DATA PROVIDED
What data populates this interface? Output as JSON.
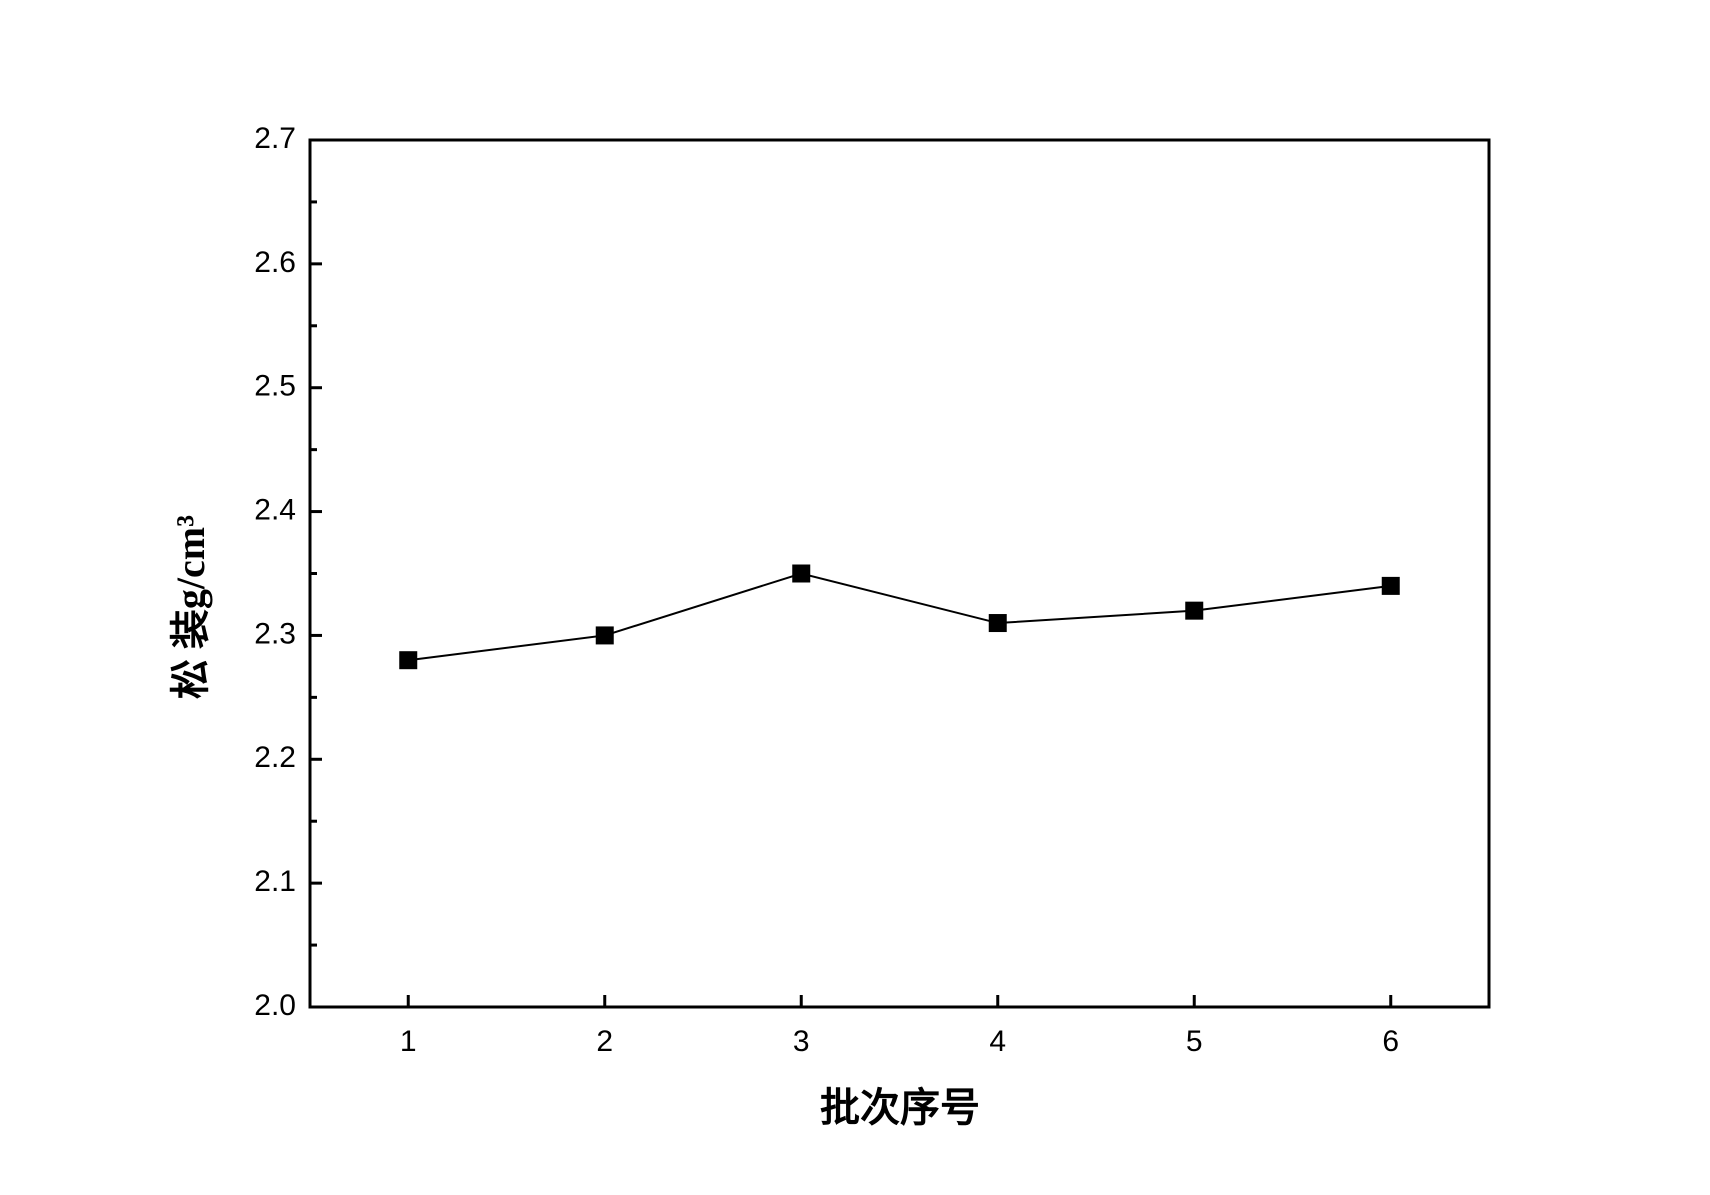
{
  "chart_data": {
    "type": "line",
    "xlabel": "批次序号",
    "ylabel": "松 装g/cm³",
    "x": [
      1,
      2,
      3,
      4,
      5,
      6
    ],
    "series": [
      {
        "color": "#000000",
        "marker": "square",
        "values": [
          2.28,
          2.3,
          2.35,
          2.31,
          2.32,
          2.34
        ]
      }
    ],
    "xlim": [
      0.5,
      6.5
    ],
    "xticks": [
      1,
      2,
      3,
      4,
      5,
      6
    ],
    "ylim": [
      2.0,
      2.7
    ],
    "yticks": [
      {
        "value": 2.0,
        "label": "2.0"
      },
      2.1,
      2.2,
      2.3,
      2.4,
      2.5,
      2.6,
      2.7
    ],
    "yminorticks": [
      2.05,
      2.15,
      2.25,
      2.35,
      2.45,
      2.55,
      2.65
    ],
    "grid": false
  }
}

PROBLEM TO WORK ON
Extract all the data above exactly, excluding every picture.

OUTPUT FOR THIS TASK
What data populates this interface? Output as JSON.
{
  "chart_data": {
    "type": "line",
    "xlabel": "批次序号",
    "ylabel": "松 装g/cm³",
    "x": [
      1,
      2,
      3,
      4,
      5,
      6
    ],
    "series": [
      {
        "color": "#000000",
        "marker": "square",
        "values": [
          2.28,
          2.3,
          2.35,
          2.31,
          2.32,
          2.34
        ]
      }
    ],
    "xlim": [
      0.5,
      6.5
    ],
    "xticks": [
      1,
      2,
      3,
      4,
      5,
      6
    ],
    "ylim": [
      2.0,
      2.7
    ],
    "yticks": [
      {
        "value": 2.0,
        "label": "2.0"
      },
      2.1,
      2.2,
      2.3,
      2.4,
      2.5,
      2.6,
      2.7
    ],
    "yminorticks": [
      2.05,
      2.15,
      2.25,
      2.35,
      2.45,
      2.55,
      2.65
    ],
    "grid": false
  }
}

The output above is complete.